ENTRIES PROVIDED
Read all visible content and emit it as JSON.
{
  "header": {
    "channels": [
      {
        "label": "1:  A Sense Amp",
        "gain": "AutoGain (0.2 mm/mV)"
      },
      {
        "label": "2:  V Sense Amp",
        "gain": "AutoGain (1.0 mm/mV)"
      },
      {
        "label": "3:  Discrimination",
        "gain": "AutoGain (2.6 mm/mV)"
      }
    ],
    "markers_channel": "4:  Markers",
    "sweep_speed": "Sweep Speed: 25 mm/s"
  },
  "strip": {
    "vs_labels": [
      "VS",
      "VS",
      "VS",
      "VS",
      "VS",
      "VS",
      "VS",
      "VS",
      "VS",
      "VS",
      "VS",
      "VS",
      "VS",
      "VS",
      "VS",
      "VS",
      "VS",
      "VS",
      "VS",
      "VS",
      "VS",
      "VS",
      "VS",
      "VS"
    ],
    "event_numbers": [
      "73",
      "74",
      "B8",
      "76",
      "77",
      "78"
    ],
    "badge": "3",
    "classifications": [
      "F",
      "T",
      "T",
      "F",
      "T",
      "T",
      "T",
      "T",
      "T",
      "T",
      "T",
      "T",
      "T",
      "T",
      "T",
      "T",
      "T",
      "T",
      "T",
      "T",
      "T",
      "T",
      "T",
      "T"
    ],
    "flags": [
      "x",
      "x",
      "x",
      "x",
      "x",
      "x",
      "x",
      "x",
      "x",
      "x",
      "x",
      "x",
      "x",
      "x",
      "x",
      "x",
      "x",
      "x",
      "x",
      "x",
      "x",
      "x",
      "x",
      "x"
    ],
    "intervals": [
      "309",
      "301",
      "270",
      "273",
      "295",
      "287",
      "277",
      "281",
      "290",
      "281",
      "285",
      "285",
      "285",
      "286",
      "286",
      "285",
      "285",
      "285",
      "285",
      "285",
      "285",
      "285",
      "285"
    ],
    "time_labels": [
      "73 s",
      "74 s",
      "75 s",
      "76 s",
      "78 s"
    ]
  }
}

YOUR OBJECTIVE
From the records above, work out how many lines contain the string "gain". Give only the number.

THE OUTPUT
3